**What this task involves:** Which lines in the records below contain the word "title"? Copy each one out.

━━━━━ Stored records ━━━━━

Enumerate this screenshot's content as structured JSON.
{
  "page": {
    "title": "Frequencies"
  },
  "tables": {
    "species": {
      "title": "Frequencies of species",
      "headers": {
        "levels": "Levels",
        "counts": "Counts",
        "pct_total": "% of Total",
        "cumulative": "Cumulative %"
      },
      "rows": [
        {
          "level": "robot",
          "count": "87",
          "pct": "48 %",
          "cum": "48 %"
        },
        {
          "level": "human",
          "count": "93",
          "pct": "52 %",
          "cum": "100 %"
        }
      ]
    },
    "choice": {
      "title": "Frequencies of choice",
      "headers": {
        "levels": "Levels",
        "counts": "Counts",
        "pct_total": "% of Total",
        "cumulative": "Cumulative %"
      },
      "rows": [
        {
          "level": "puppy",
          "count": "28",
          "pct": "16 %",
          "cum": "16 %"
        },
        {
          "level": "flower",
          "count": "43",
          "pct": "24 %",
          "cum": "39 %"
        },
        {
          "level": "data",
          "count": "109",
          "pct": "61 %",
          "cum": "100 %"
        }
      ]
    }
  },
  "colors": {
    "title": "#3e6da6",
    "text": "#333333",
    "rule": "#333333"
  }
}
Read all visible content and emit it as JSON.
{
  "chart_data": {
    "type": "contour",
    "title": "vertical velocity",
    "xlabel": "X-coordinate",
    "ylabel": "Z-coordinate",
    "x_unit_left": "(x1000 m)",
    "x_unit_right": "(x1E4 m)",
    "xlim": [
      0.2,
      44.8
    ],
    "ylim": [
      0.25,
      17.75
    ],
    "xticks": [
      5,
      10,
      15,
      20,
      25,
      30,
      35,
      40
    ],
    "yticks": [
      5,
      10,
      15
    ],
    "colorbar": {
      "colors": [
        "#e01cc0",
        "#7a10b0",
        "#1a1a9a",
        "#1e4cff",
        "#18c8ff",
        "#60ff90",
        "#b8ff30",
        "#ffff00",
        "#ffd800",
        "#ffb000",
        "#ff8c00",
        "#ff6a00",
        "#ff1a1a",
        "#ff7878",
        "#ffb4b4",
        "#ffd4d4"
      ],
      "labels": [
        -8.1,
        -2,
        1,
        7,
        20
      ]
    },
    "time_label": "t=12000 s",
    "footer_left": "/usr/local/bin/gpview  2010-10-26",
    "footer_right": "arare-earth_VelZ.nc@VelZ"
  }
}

━━━━━

**Solution to the exercise:**
    "title": "Frequencies"
      "title": "Frequencies of species",
      "title": "Frequencies of choice",
    "title": "#3e6da6",
    "title": "vertical velocity",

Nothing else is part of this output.